Directions =
Your task is to copy the material exactly.

****

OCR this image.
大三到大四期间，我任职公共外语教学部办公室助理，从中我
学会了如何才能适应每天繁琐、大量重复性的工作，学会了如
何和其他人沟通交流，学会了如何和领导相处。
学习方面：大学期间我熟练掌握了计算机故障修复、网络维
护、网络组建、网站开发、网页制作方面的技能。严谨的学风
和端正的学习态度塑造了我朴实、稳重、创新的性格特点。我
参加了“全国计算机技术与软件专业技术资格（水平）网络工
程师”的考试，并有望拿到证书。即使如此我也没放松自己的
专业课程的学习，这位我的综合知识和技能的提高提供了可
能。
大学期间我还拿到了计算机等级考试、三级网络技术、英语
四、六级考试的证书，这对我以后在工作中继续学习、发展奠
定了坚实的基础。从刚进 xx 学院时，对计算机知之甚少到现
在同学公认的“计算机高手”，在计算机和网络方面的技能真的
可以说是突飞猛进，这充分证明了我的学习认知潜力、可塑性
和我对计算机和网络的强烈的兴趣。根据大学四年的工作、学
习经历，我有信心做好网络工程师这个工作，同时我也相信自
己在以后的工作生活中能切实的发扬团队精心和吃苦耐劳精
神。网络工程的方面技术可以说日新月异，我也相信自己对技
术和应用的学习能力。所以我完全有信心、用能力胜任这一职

****

Final result =
OCR this image.
大三到大四期间，我任职公共外语教学部办公室助理，从中我
学会了如何才能适应每天繁琐、大量重复性的工作，学会了如
何和其他人沟通交流，学会了如何和领导相处。
学习方面：大学期间我熟练掌握了计算机故障修复、网络维
护、网络组建、网站开发、网页制作方面的技能。严谨的学风
和端正的学习态度塑造了我朴实、稳重、创新的性格特点。我
参加了“全国计算机技术与软件专业技术资格（水平）网络工
程师”的考试，并有望拿到证书。即使如此我也没放松自己的
专业课程的学习，这位我的综合知识和技能的提高提供了可
能。
大学期间我还拿到了计算机等级考试、三级网络技术、英语
四、六级考试的证书，这对我以后在工作中继续学习、发展奠
定了坚实的基础。从刚进 xx 学院时，对计算机知之甚少到现
在同学公认的“计算机高手”，在计算机和网络方面的技能真的
可以说是突飞猛进，这充分证明了我的学习认知潜力、可塑性
和我对计算机和网络的强烈的兴趣。根据大学四年的工作、学
习经历，我有信心做好网络工程师这个工作，同时我也相信自
己在以后的工作生活中能切实的发扬团队精心和吃苦耐劳精
神。网络工程的方面技术可以说日新月异，我也相信自己对技
术和应用的学习能力。所以我完全有信心、用能力胜任这一职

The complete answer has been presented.